> GIVEN INSTRUCTION
All the data should be repeated exactly. Any image in it is left out.

(Dataset items)
- - - - -
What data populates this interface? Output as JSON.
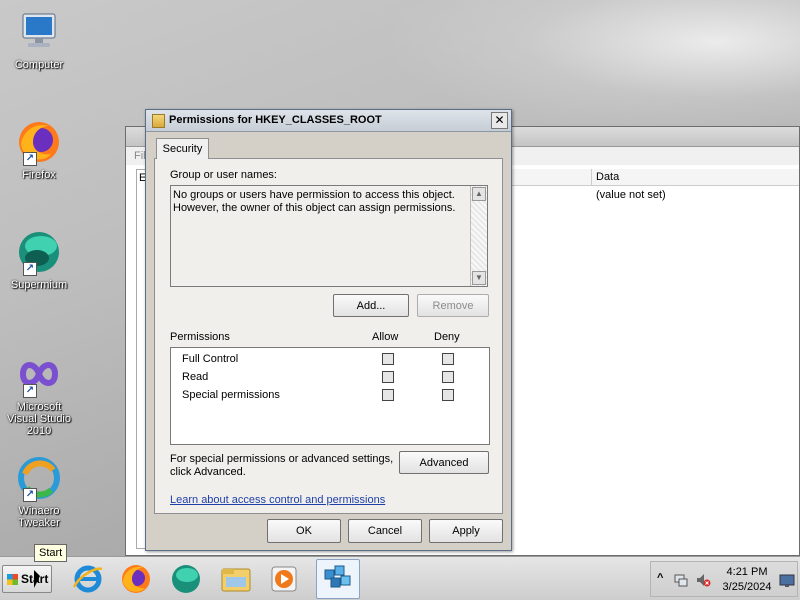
{
  "desktop": {
    "icons": [
      {
        "label": "Computer",
        "icon": "computer-icon"
      },
      {
        "label": "Firefox",
        "icon": "firefox-icon"
      },
      {
        "label": "Supermium",
        "icon": "supermium-icon"
      },
      {
        "label": "Microsoft Visual Studio 2010",
        "icon": "visual-studio-icon"
      },
      {
        "label": "Winaero Tweaker",
        "icon": "winaero-tweaker-icon"
      }
    ]
  },
  "background_window": {
    "menu_fragment": "Fil",
    "tree_fragment": "E",
    "column_data": "Data",
    "row_value": "(value not set)"
  },
  "dialog": {
    "title": "Permissions for HKEY_CLASSES_ROOT",
    "close": "✕",
    "tab": "Security",
    "group_label": "Group or user names:",
    "group_message_line1": "No groups or users have permission to access this object.",
    "group_message_line2": "However, the owner of this object can assign permissions.",
    "add_button": "Add...",
    "remove_button": "Remove",
    "permissions_header": "Permissions",
    "allow_header": "Allow",
    "deny_header": "Deny",
    "permissions": [
      {
        "name": "Full Control",
        "allow": false,
        "deny": false
      },
      {
        "name": "Read",
        "allow": false,
        "deny": false
      },
      {
        "name": "Special permissions",
        "allow": false,
        "deny": false
      }
    ],
    "advanced_text_line1": "For special permissions or advanced settings,",
    "advanced_text_line2": "click Advanced.",
    "advanced_button": "Advanced",
    "help_link": "Learn about access control and permissions",
    "ok_button": "OK",
    "cancel_button": "Cancel",
    "apply_button": "Apply"
  },
  "taskbar": {
    "start_label": "Start",
    "tooltip": "Start",
    "apps": [
      "internet-explorer-icon",
      "firefox-icon",
      "supermium-icon",
      "file-explorer-icon",
      "media-player-icon",
      "regedit-icon"
    ],
    "clock_time": "4:21 PM",
    "clock_date": "3/25/2024",
    "tray_chevron": "^"
  },
  "colors": {
    "dialog_bg": "#d4d0c8",
    "link": "#1f3fa8",
    "titlebar": "#c6cdd6"
  }
}
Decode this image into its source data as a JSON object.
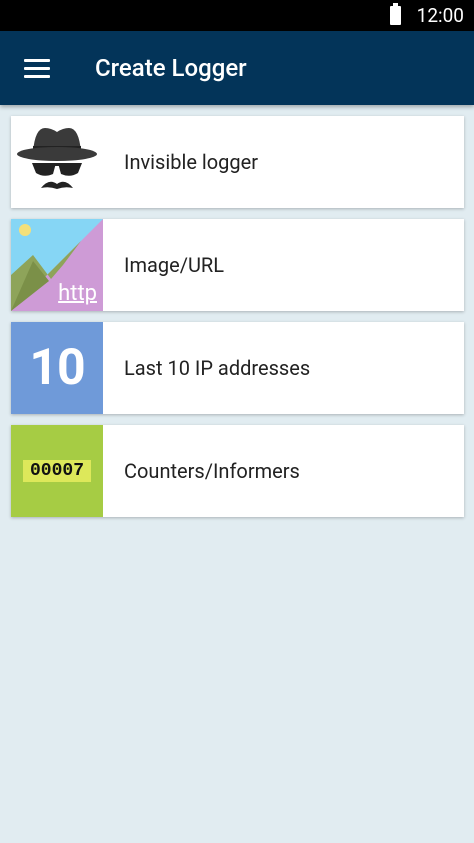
{
  "status_bar": {
    "time": "12:00"
  },
  "app_bar": {
    "title": "Create Logger"
  },
  "items": [
    {
      "label": "Invisible logger",
      "icon": "spy-icon"
    },
    {
      "label": "Image/URL",
      "icon": "image-http-icon",
      "badge": "http"
    },
    {
      "label": "Last 10 IP addresses",
      "icon": "ten-icon",
      "badge": "10"
    },
    {
      "label": "Counters/Informers",
      "icon": "counter-icon",
      "badge": "00007"
    }
  ],
  "colors": {
    "app_bar": "#033459",
    "background": "#e1ecf1",
    "http_thumb": "#ce9bd6",
    "ten_thumb": "#6f9ad9",
    "counter_thumb": "#a6cc44"
  }
}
- - - - -
> WRITTEN RESPONSE
What data populates this interface? Output as JSON.
{
  "desktop": {
    "icons": [
      {
        "label": "Computer",
        "icon": "computer-icon"
      },
      {
        "label": "Firefox",
        "icon": "firefox-icon"
      },
      {
        "label": "Supermium",
        "icon": "supermium-icon"
      },
      {
        "label": "Microsoft Visual Studio 2010",
        "icon": "visual-studio-icon"
      },
      {
        "label": "Winaero Tweaker",
        "icon": "winaero-tweaker-icon"
      }
    ]
  },
  "background_window": {
    "menu_fragment": "Fil",
    "tree_fragment": "E",
    "column_data": "Data",
    "row_value": "(value not set)"
  },
  "dialog": {
    "title": "Permissions for HKEY_CLASSES_ROOT",
    "close": "✕",
    "tab": "Security",
    "group_label": "Group or user names:",
    "group_message_line1": "No groups or users have permission to access this object.",
    "group_message_line2": "However, the owner of this object can assign permissions.",
    "add_button": "Add...",
    "remove_button": "Remove",
    "permissions_header": "Permissions",
    "allow_header": "Allow",
    "deny_header": "Deny",
    "permissions": [
      {
        "name": "Full Control",
        "allow": false,
        "deny": false
      },
      {
        "name": "Read",
        "allow": false,
        "deny": false
      },
      {
        "name": "Special permissions",
        "allow": false,
        "deny": false
      }
    ],
    "advanced_text_line1": "For special permissions or advanced settings,",
    "advanced_text_line2": "click Advanced.",
    "advanced_button": "Advanced",
    "help_link": "Learn about access control and permissions",
    "ok_button": "OK",
    "cancel_button": "Cancel",
    "apply_button": "Apply"
  },
  "taskbar": {
    "start_label": "Start",
    "tooltip": "Start",
    "apps": [
      "internet-explorer-icon",
      "firefox-icon",
      "supermium-icon",
      "file-explorer-icon",
      "media-player-icon",
      "regedit-icon"
    ],
    "clock_time": "4:21 PM",
    "clock_date": "3/25/2024",
    "tray_chevron": "^"
  },
  "colors": {
    "dialog_bg": "#d4d0c8",
    "link": "#1f3fa8",
    "titlebar": "#c6cdd6"
  }
}
Decode this image into its source data as a JSON object.
{
  "status_bar": {
    "time": "12:00"
  },
  "app_bar": {
    "title": "Create Logger"
  },
  "items": [
    {
      "label": "Invisible logger",
      "icon": "spy-icon"
    },
    {
      "label": "Image/URL",
      "icon": "image-http-icon",
      "badge": "http"
    },
    {
      "label": "Last 10 IP addresses",
      "icon": "ten-icon",
      "badge": "10"
    },
    {
      "label": "Counters/Informers",
      "icon": "counter-icon",
      "badge": "00007"
    }
  ],
  "colors": {
    "app_bar": "#033459",
    "background": "#e1ecf1",
    "http_thumb": "#ce9bd6",
    "ten_thumb": "#6f9ad9",
    "counter_thumb": "#a6cc44"
  }
}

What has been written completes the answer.